INSTRUCTIONS FOR THE TASK.
Find the lines containing "Modes" and say how many there are, with no other words.

INPUT FOR THIS TASK.

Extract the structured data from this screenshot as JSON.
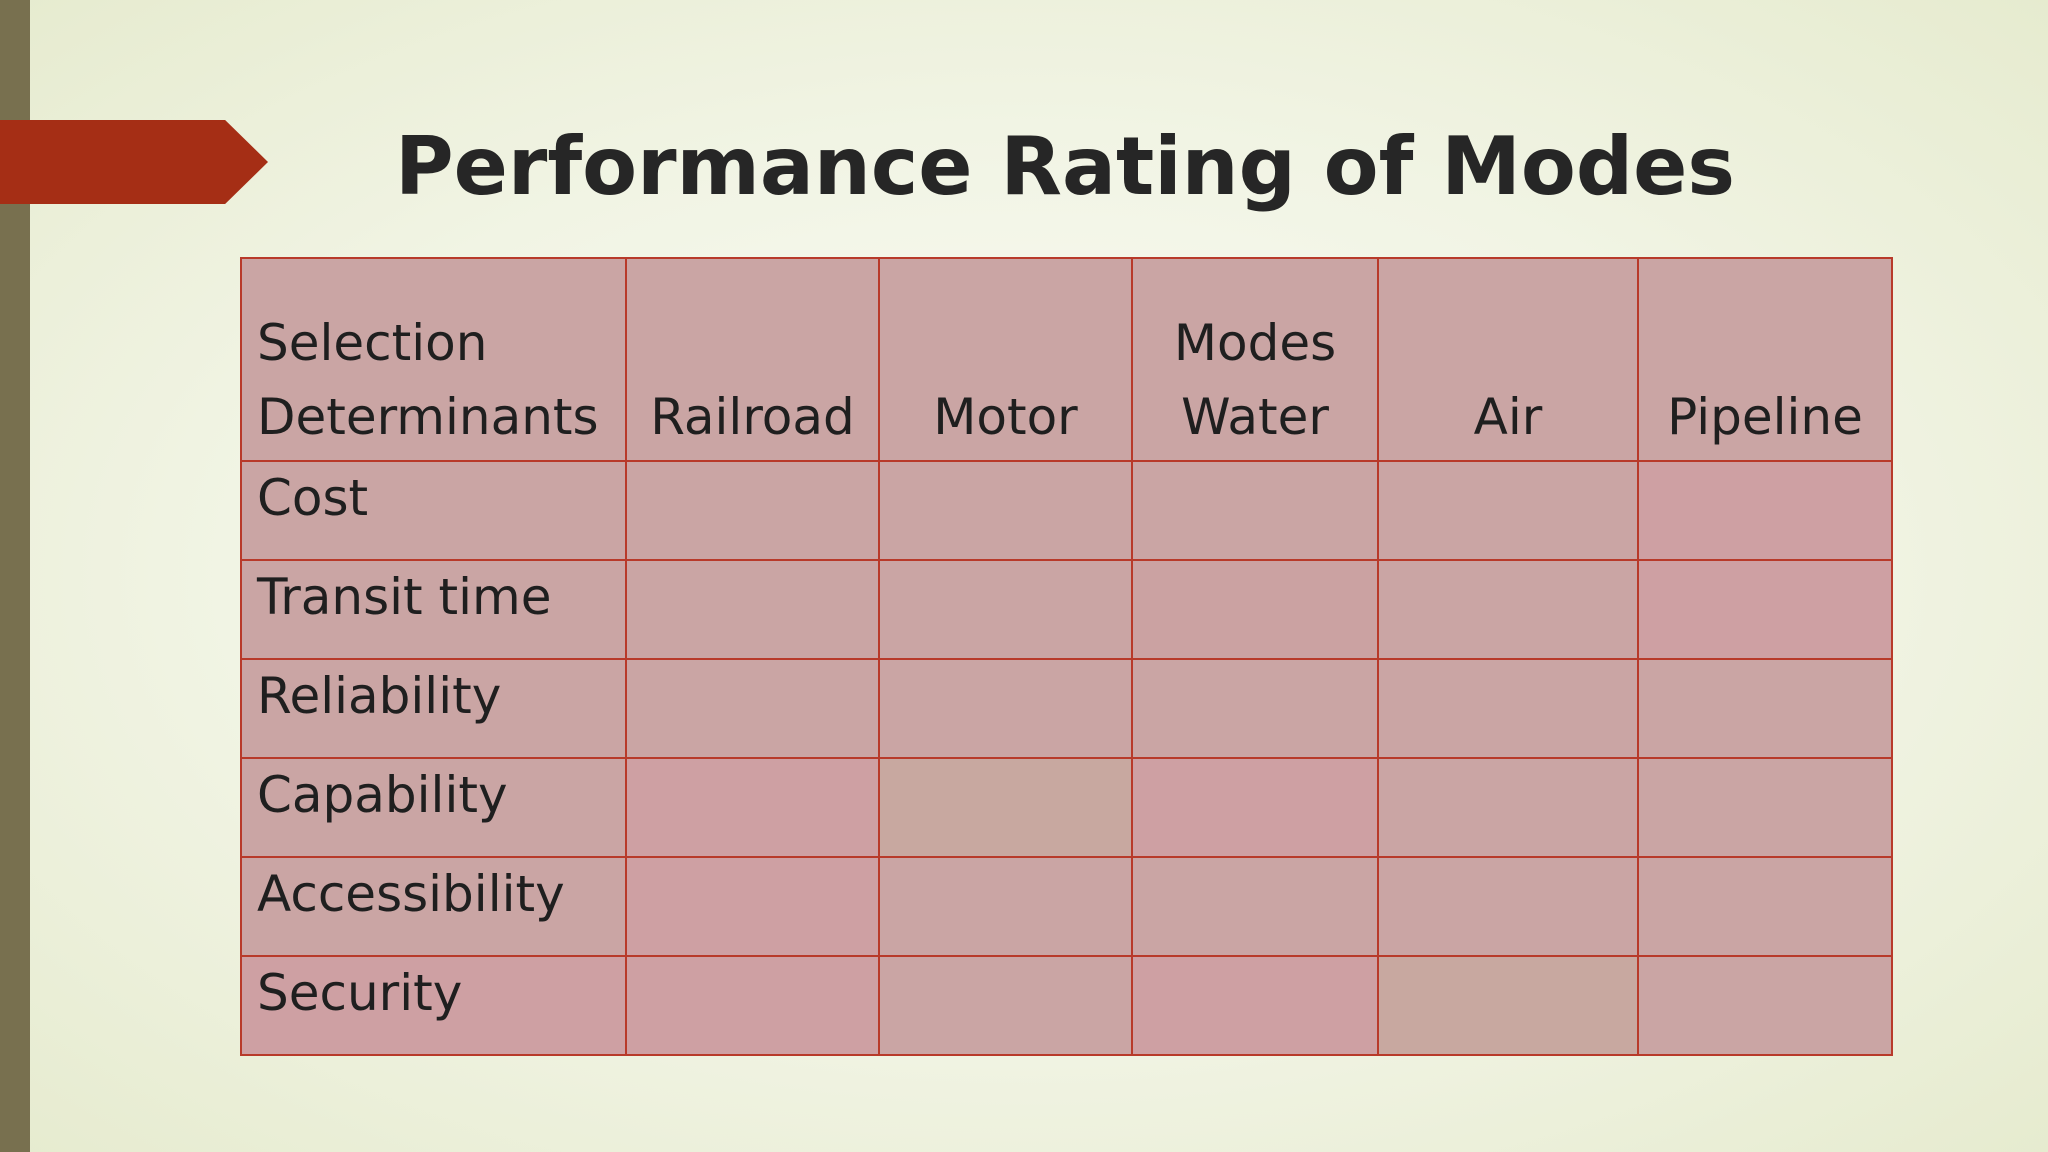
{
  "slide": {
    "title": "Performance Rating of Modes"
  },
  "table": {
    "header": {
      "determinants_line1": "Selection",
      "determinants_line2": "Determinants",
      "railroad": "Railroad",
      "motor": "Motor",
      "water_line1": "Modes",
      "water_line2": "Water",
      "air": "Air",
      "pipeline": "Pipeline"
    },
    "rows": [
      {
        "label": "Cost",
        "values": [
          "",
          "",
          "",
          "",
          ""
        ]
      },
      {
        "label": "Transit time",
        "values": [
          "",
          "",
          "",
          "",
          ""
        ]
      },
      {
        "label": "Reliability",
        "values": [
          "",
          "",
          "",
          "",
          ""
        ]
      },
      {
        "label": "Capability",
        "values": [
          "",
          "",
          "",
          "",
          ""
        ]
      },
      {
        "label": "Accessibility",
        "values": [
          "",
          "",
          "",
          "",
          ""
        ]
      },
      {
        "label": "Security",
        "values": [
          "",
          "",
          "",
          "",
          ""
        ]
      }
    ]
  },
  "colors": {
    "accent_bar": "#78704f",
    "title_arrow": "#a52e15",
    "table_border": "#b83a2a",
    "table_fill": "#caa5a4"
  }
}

REPLY TO THE TASK.
2